TEXTE RETENU:
La chaleur s’est installée de bon matin à Kigali. Les motos slaloment dans la circulation, les commerçants mettent en place leurs étals et les entrepreneurs s’affairent en quête de bonnes idées. Le Rwanda compte plus de quatre millions de jeunes âgés de 14 à 35 ans, soit environ 39 % de sa population. Récemment, des responsables du Fonds africain pour l’économie circulaire (ACEF), créé et administré par le Groupe de la Banque africaine de développement, et de l’Alliance africaine pour l’économie circulaire (ACEA) ont effectué une visite au Rwanda pour rencontrer certains de ses jeunes innovateurs.
Parmi eux, Tresor Gashonga et Rafiki Gatsinzi, cofondateurs d’Incuti Foods, qui produit des sauces au piment, offrent aux agriculteurs un marché stable et un moyen de réduire les pertes après récolte, une intervention cruciale dans un pays où environ trois millions de tonnes de nourriture sont gaspillées chaque année. Leurs sauces ont même trouvé leur place dans les recettes de cocktails tendance des bars lounge de Kigali, prouvant que la circularité peut s’intégrer parfaitement à la culture urbaine.
Tresor, qui a grandi dans une région rurale du pays, se souvient de l’élément déclencheur qui a donné naissance à Incuti Foods. « Un jour, une agricultrice m’a dit qu’elle avait environ dix tonnes de piments qui étaient sur le point de pourrir », raconte-t-il. « Je me suis senti obligé de l’aider. C’est ainsi qu’est née Incuti Foods, avec pour objectif de créer un produit qui apporte une valeur ajoutée aux consommateurs, tout en garantissant un marché aux agriculteurs. »
L’entreprise contribue également à réduire les déchets plastiques en offrant des réductions aux clients qui rapportent les bouteilles de sauce pimentée vides. Si les défis logistiques empêchent d’étendre cette initiative aux supermarchés, elle témoigne néanmoins de l’engagement des entrepreneurs sur l’efficacité des ressources.
Tresor et Rafiki font partie de la première promotion du programme « AfriCircular Innovators », financé par l’ACEF et mis en œuvre en collaboration avec l’ACEA. Ce programme soutient les micro, petites et moyennes entreprises (MPME) en leur proposant un accompagnement commercial et des dons pour développer leurs innovations circulaires. Lancé l’an dernier, le premier cycle a formé 30 entrepreneurs dans plusieurs pôles à Abidjan, Accra et Kigali.

TÂCHES À RÉALISER:
**1.** Recopiez dans le texte sur Incuti Foods tout ce qui va de « Tresor, qui a » jusqu’à « l’efficacité des ressources. ».
**2.** Selon le texte sur Incuti Foods, combien de jeunes âgés de 14 à 35 ans le Rwanda compte-t-il ?
**3.** Reprenez le texte sur Incuti Foods après sa dernière phrase et poursuivez-le.
Le matériel qui vient ensuite est sans lien avec ce texte.

MATÉRIEL PRÉSENTÉ:
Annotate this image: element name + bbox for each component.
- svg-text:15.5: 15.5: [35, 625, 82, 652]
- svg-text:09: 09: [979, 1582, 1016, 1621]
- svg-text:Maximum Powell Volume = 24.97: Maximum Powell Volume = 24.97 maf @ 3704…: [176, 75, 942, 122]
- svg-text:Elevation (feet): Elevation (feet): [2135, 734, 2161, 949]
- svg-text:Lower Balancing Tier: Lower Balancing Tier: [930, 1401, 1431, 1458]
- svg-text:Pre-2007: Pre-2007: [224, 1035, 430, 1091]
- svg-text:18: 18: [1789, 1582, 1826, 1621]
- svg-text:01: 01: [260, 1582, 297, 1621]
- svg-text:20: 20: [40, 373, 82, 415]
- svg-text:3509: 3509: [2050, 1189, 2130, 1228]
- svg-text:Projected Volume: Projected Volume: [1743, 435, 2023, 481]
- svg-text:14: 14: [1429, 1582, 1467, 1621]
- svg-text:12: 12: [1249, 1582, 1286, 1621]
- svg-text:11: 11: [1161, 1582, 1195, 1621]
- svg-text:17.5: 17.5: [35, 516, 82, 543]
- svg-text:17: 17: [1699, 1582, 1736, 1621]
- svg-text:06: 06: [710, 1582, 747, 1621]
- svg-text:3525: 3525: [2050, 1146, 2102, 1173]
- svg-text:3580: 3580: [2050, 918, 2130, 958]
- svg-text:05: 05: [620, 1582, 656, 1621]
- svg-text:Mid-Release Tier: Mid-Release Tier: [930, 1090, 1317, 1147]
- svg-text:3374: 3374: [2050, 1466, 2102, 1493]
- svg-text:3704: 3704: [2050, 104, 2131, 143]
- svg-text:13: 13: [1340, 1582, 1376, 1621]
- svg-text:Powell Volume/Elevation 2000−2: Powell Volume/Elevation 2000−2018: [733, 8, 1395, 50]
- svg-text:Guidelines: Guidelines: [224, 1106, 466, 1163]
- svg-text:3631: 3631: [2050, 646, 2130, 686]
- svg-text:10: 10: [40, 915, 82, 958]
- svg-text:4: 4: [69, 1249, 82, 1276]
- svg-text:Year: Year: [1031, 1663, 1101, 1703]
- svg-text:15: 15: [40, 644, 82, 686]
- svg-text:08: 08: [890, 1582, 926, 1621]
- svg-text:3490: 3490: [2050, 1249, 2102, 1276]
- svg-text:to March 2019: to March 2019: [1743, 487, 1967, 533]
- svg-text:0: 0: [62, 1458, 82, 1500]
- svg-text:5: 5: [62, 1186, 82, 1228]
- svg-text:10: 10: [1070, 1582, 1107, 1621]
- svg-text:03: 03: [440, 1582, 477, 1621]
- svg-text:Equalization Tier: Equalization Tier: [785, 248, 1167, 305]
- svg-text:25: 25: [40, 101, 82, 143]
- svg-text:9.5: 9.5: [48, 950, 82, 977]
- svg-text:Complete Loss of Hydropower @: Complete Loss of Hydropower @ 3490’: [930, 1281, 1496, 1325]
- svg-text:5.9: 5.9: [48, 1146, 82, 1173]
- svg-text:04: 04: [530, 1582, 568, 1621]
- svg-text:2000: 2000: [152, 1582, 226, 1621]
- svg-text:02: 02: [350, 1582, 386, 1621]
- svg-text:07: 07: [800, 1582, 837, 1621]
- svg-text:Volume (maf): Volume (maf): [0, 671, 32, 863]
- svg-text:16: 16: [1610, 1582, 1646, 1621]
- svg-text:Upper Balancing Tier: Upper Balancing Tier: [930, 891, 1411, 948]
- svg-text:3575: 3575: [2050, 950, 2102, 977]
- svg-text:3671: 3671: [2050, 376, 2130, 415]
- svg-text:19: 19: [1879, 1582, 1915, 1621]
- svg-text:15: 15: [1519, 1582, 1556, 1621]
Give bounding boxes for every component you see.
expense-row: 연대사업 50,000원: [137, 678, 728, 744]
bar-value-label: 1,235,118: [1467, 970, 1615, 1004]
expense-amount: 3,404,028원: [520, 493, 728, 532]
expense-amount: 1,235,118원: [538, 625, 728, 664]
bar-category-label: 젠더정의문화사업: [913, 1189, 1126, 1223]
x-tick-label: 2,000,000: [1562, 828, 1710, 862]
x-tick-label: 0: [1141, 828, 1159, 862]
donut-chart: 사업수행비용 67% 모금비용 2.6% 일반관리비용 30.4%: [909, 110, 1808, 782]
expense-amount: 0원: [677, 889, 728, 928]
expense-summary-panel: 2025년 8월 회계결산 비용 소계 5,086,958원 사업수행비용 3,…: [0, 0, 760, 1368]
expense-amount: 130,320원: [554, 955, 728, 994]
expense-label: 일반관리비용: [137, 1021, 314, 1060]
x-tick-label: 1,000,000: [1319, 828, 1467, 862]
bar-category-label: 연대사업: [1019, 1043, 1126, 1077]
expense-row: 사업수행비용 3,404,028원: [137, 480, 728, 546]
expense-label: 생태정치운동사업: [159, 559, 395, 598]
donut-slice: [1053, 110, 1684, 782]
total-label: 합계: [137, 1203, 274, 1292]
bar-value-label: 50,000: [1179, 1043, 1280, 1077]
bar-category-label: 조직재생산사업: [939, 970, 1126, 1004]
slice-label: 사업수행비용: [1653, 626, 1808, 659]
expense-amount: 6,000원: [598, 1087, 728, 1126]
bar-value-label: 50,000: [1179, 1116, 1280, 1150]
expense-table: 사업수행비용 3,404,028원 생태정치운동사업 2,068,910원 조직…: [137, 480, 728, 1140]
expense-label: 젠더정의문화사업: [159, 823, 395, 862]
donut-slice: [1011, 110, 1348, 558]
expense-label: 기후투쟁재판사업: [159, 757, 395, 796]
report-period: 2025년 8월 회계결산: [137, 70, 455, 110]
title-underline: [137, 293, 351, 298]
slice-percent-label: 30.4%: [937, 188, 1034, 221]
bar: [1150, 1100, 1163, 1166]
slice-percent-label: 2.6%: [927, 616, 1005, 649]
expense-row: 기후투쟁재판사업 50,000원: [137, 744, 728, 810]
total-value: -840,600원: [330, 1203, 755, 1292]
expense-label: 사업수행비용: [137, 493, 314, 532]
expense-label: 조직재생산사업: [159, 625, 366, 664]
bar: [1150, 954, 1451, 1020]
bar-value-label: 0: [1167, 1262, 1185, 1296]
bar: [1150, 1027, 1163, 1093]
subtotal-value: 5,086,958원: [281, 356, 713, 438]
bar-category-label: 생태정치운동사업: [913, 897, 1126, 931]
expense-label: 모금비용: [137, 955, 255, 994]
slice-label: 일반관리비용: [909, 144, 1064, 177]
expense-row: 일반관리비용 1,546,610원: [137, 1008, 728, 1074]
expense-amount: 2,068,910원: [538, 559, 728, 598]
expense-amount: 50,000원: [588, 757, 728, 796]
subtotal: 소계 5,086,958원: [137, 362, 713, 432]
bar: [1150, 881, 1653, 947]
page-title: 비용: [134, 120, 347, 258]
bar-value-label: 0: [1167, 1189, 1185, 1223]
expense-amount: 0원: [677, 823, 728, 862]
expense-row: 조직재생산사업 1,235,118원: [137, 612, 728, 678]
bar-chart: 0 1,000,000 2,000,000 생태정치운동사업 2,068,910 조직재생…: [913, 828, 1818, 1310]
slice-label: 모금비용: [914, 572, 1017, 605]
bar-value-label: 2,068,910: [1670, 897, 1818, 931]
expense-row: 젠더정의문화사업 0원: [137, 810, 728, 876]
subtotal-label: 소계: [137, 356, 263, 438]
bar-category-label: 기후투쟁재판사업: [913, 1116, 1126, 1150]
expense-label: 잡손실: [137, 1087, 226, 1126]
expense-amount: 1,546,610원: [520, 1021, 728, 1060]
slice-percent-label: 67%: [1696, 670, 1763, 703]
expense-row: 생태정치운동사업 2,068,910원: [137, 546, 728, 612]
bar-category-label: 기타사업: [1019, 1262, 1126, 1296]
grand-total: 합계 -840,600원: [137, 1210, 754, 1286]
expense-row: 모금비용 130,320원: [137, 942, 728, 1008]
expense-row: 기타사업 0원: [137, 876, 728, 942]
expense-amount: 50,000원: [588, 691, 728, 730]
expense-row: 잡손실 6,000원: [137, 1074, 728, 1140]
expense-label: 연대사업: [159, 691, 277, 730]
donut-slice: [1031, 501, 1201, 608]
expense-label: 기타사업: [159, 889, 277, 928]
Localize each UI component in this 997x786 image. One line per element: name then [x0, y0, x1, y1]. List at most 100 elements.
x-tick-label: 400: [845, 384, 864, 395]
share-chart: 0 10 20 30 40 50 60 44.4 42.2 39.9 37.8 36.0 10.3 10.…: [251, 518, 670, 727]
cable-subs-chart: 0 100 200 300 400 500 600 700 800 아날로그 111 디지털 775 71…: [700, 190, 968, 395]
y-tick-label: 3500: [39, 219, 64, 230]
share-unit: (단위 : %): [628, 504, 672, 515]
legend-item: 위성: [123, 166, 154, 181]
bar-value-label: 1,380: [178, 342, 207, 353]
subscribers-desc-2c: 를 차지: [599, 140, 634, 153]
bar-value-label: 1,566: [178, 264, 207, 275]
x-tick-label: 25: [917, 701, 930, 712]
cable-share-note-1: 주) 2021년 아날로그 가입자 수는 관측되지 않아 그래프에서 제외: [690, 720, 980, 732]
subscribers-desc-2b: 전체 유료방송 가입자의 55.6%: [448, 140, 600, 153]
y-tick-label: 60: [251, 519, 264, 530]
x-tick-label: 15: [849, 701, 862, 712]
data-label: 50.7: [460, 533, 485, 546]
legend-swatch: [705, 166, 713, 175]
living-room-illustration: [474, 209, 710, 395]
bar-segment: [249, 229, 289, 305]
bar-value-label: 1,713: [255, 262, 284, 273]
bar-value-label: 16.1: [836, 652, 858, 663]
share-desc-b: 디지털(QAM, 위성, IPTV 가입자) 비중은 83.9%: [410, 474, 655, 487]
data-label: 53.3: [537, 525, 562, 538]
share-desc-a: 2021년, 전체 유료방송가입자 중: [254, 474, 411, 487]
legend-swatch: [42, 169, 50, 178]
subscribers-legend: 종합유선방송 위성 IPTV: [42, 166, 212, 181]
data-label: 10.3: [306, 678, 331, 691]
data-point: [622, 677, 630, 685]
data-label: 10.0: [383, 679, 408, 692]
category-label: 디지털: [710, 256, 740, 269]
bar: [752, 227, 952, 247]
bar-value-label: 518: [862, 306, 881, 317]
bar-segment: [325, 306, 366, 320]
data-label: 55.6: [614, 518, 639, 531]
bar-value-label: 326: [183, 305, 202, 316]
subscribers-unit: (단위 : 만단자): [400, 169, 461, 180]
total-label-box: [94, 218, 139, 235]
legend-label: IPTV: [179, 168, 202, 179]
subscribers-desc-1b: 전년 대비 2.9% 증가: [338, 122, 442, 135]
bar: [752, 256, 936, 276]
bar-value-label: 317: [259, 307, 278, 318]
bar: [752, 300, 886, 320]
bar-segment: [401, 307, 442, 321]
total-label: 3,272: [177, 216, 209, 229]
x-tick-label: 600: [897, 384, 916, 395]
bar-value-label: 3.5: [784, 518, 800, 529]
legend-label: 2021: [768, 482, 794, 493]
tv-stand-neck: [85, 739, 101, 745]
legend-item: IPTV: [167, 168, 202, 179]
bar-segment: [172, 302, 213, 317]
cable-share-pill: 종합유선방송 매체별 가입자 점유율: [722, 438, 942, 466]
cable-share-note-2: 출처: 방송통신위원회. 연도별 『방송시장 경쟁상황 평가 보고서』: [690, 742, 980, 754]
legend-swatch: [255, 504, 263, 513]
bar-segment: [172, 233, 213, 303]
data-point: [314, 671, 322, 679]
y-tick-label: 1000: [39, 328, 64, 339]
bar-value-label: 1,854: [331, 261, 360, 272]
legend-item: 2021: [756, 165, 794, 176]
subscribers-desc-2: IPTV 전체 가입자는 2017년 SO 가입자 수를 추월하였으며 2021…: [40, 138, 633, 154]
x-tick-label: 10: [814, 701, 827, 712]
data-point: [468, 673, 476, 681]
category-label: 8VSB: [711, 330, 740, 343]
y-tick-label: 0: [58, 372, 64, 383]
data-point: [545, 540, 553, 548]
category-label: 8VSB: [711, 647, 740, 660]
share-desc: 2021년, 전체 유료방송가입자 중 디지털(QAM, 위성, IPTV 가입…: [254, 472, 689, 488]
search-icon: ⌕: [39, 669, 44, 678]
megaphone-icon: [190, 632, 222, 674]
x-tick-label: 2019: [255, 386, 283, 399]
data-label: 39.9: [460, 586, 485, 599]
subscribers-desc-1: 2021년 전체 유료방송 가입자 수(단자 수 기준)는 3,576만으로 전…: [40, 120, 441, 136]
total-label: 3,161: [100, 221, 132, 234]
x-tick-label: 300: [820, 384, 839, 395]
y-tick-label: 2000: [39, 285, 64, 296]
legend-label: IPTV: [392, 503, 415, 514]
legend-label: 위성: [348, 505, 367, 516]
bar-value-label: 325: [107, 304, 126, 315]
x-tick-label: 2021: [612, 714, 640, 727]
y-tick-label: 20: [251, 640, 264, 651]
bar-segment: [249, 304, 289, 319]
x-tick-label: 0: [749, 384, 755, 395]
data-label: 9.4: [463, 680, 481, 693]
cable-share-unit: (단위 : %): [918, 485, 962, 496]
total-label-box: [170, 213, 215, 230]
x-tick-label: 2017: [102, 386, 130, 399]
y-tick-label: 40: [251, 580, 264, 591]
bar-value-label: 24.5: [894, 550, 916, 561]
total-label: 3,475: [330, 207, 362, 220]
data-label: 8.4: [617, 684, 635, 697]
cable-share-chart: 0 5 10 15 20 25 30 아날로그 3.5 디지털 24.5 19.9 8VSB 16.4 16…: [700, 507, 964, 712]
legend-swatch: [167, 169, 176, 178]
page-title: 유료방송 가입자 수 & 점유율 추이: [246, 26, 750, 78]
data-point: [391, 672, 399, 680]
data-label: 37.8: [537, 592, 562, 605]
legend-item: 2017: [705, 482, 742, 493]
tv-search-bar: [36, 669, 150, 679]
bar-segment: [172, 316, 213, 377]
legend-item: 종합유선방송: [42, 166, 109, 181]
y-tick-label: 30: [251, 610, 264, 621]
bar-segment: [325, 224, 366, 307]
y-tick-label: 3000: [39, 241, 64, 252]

RÉSULTATS PAR TÂCHE:
**1.**
Tresor, qui a grandi dans une région rurale du pays, se souvient de l’élément déclencheur qui a donné naissance à Incuti Foods. « Un jour, une agricultrice m’a dit qu’elle avait environ dix tonnes de piments qui étaient sur le point de pourrir », raconte-t-il. « Je me suis senti obligé de l’aider. C’est ainsi qu’est née Incuti Foods, avec pour objectif de créer un produit qui apporte une valeur ajoutée aux consommateurs, tout en garantissant un marché aux agriculteurs. »
L’entreprise contribue également à réduire les déchets plastiques en offrant des réductions aux clients qui rapportent les bouteilles de sauce pimentée vides. Si les défis logistiques empêchent d’étendre cette initiative aux supermarchés, elle témoigne néanmoins de l’engagement des entrepreneurs sur l’efficacité des ressources.

**2.** Plus de quatre millions, soit environ 39 % de sa population.

**3.**
La scène de l’économie circulaire à Kigali, portée par les jeunes, est indéniablement dynamique. Le programme « AfriCircular Innovators » a reçu 150 candidatures rien que dans cette ville, pour seulement dix places disponibles, ce qui reflète un vaste réservoir de potentiel inexploité. Soutenir quelques entrepreneurs sélectionnés n’est qu’un début, compte tenu des vastes possibilités.
Une évolution vers l’économie circulaire au Rwanda pourrait créer près de 18 000 nouveaux emplois et attirer des investissements importants d’ici à 2030, en particulier dans l’agriculture, qui emploie 70 % de la main-d’œuvre et contribue à 33 % du PIB. Cette transition s’inscrirait dans la Vision 2050 du Rwanda, un plan visant à bâtir une société inclusive, résiliente au changement climatique et à revenu élevé, en tirant parti du dividende démographique croissant du pays ; la population en âge de travailler devrait atteindre près de 66 % d’ici à 2050.
Les jeunes entrepreneurs considèrent de plus en plus la circularité comme un pont entre les entreprises et la durabilité. Gad Nishimwe, fondateur de South Circle, autre participant au programme « AfriCircular Innovators », souligne que l’efficacité des ressources est bonne pour les résultats financiers. « Nous recyclons les déchets de verre en matériaux de construction tels que des carreaux et du terrazzo, qui sont 40 % moins chers que ceux fabriqués à partir de matériaux extraits », explique M. Nishimwe.